[Begin]

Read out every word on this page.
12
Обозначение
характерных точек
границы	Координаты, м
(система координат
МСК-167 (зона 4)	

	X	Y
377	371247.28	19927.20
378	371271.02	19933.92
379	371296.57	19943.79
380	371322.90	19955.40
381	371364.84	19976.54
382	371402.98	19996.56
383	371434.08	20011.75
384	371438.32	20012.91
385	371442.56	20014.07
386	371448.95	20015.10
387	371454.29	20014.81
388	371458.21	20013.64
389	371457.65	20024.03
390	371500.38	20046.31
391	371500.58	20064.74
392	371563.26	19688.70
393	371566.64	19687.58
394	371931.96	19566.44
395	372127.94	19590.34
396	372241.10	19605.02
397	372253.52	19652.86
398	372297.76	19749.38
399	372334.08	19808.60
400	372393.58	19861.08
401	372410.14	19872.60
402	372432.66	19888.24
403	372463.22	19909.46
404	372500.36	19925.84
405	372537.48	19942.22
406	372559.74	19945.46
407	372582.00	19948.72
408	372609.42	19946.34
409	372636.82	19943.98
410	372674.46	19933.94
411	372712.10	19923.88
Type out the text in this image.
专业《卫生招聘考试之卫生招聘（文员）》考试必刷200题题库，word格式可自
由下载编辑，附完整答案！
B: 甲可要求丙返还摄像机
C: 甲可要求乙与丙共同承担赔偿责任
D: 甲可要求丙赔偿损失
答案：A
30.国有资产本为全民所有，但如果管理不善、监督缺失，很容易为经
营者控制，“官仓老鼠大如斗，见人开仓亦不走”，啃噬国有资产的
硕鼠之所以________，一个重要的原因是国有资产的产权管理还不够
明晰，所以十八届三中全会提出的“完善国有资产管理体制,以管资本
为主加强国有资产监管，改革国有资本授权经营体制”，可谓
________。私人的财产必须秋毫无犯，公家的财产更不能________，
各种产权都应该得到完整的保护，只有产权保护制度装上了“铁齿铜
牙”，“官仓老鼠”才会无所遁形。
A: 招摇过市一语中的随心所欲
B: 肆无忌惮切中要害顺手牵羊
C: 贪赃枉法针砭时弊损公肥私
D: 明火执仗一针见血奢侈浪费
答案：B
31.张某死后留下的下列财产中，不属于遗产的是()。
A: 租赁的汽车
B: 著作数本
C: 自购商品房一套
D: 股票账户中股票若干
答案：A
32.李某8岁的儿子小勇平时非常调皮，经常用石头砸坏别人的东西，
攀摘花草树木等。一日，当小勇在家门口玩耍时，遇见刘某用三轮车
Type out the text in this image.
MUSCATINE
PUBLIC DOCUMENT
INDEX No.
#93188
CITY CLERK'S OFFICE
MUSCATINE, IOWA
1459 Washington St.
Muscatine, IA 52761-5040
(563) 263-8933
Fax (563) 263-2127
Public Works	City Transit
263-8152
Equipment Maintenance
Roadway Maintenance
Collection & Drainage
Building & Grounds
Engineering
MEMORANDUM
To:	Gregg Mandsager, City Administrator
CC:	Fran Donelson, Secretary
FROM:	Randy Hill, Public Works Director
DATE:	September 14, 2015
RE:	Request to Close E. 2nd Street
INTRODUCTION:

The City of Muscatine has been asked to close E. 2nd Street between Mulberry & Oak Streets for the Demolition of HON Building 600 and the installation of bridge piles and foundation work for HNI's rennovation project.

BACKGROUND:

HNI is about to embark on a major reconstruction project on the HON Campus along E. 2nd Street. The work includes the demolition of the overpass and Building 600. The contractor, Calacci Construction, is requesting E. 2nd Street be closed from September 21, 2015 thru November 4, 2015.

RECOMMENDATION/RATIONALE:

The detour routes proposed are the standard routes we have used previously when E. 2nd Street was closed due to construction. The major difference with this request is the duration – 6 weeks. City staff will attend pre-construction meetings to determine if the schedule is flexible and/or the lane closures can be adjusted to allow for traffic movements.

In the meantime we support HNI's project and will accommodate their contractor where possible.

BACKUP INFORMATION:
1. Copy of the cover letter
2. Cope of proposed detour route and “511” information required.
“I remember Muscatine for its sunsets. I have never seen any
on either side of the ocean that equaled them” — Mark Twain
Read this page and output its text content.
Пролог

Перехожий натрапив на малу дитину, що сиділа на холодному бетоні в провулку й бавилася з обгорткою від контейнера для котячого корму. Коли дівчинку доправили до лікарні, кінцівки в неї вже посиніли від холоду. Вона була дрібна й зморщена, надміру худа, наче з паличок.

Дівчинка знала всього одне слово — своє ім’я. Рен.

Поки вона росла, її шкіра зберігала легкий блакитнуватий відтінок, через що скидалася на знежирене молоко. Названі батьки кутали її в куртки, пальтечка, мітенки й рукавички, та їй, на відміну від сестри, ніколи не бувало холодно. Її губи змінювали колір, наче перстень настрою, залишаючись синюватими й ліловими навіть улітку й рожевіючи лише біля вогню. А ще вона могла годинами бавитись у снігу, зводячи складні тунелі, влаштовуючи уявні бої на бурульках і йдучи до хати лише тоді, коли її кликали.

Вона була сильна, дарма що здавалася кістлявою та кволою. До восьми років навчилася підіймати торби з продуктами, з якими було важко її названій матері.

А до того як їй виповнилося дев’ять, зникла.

[End]

EXERCISE REQUIREMENTS: Above are the records; copy all of them exactly.

WRITTEN RESPONSE:
Read out every word on this page.
12
Обозначение
характерных точек
границы	Координаты, м
(система координат
МСК-167 (зона 4)	

	X	Y
377	371247.28	19927.20
378	371271.02	19933.92
379	371296.57	19943.79
380	371322.90	19955.40
381	371364.84	19976.54
382	371402.98	19996.56
383	371434.08	20011.75
384	371438.32	20012.91
385	371442.56	20014.07
386	371448.95	20015.10
387	371454.29	20014.81
388	371458.21	20013.64
389	371457.65	20024.03
390	371500.38	20046.31
391	371500.58	20064.74
392	371563.26	19688.70
393	371566.64	19687.58
394	371931.96	19566.44
395	372127.94	19590.34
396	372241.10	19605.02
397	372253.52	19652.86
398	372297.76	19749.38
399	372334.08	19808.60
400	372393.58	19861.08
401	372410.14	19872.60
402	372432.66	19888.24
403	372463.22	19909.46
404	372500.36	19925.84
405	372537.48	19942.22
406	372559.74	19945.46
407	372582.00	19948.72
408	372609.42	19946.34
409	372636.82	19943.98
410	372674.46	19933.94
411	372712.10	19923.88
Type out the text in this image.
专业《卫生招聘考试之卫生招聘（文员）》考试必刷200题题库，word格式可自
由下载编辑，附完整答案！
B: 甲可要求丙返还摄像机
C: 甲可要求乙与丙共同承担赔偿责任
D: 甲可要求丙赔偿损失
答案：A
30.国有资产本为全民所有，但如果管理不善、监督缺失，很容易为经
营者控制，“官仓老鼠大如斗，见人开仓亦不走”，啃噬国有资产的
硕鼠之所以________，一个重要的原因是国有资产的产权管理还不够
明晰，所以十八届三中全会提出的“完善国有资产管理体制,以管资本
为主加强国有资产监管，改革国有资本授权经营体制”，可谓
________。私人的财产必须秋毫无犯，公家的财产更不能________，
各种产权都应该得到完整的保护，只有产权保护制度装上了“铁齿铜
牙”，“官仓老鼠”才会无所遁形。
A: 招摇过市一语中的随心所欲
B: 肆无忌惮切中要害顺手牵羊
C: 贪赃枉法针砭时弊损公肥私
D: 明火执仗一针见血奢侈浪费
答案：B
31.张某死后留下的下列财产中，不属于遗产的是()。
A: 租赁的汽车
B: 著作数本
C: 自购商品房一套
D: 股票账户中股票若干
答案：A
32.李某8岁的儿子小勇平时非常调皮，经常用石头砸坏别人的东西，
攀摘花草树木等。一日，当小勇在家门口玩耍时，遇见刘某用三轮车
Type out the text in this image.
MUSCATINE
PUBLIC DOCUMENT
INDEX No.
#93188
CITY CLERK'S OFFICE
MUSCATINE, IOWA
1459 Washington St.
Muscatine, IA 52761-5040
(563) 263-8933
Fax (563) 263-2127
Public Works	City Transit
263-8152
Equipment Maintenance
Roadway Maintenance
Collection & Drainage
Building & Grounds
Engineering
MEMORANDUM
To:	Gregg Mandsager, City Administrator
CC:	Fran Donelson, Secretary
FROM:	Randy Hill, Public Works Director
DATE:	September 14, 2015
RE:	Request to Close E. 2nd Street
INTRODUCTION:

The City of Muscatine has been asked to close E. 2nd Street between Mulberry & Oak Streets for the Demolition of HON Building 600 and the installation of bridge piles and foundation work for HNI's rennovation project.

BACKGROUND:

HNI is about to embark on a major reconstruction project on the HON Campus along E. 2nd Street. The work includes the demolition of the overpass and Building 600. The contractor, Calacci Construction, is requesting E. 2nd Street be closed from September 21, 2015 thru November 4, 2015.

RECOMMENDATION/RATIONALE:

The detour routes proposed are the standard routes we have used previously when E. 2nd Street was closed due to construction. The major difference with this request is the duration – 6 weeks. City staff will attend pre-construction meetings to determine if the schedule is flexible and/or the lane closures can be adjusted to allow for traffic movements.

In the meantime we support HNI's project and will accommodate their contractor where possible.

BACKUP INFORMATION:
1. Copy of the cover letter
2. Cope of proposed detour route and “511” information required.
“I remember Muscatine for its sunsets. I have never seen any
on either side of the ocean that equaled them” — Mark Twain
Read this page and output its text content.
Пролог

Перехожий натрапив на малу дитину, що сиділа на холодному бетоні в провулку й бавилася з обгорткою від контейнера для котячого корму. Коли дівчинку доправили до лікарні, кінцівки в неї вже посиніли від холоду. Вона була дрібна й зморщена, надміру худа, наче з паличок.

Дівчинка знала всього одне слово — своє ім’я. Рен.

Поки вона росла, її шкіра зберігала легкий блакитнуватий відтінок, через що скидалася на знежирене молоко. Названі батьки кутали її в куртки, пальтечка, мітенки й рукавички, та їй, на відміну від сестри, ніколи не бувало холодно. Її губи змінювали колір, наче перстень настрою, залишаючись синюватими й ліловими навіть улітку й рожевіючи лише біля вогню. А ще вона могла годинами бавитись у снігу, зводячи складні тунелі, влаштовуючи уявні бої на бурульках і йдучи до хати лише тоді, коли її кликали.

Вона була сильна, дарма що здавалася кістлявою та кволою. До восьми років навчилася підіймати торби з продуктами, з якими було важко її названій матері.

А до того як їй виповнилося дев’ять, зникла.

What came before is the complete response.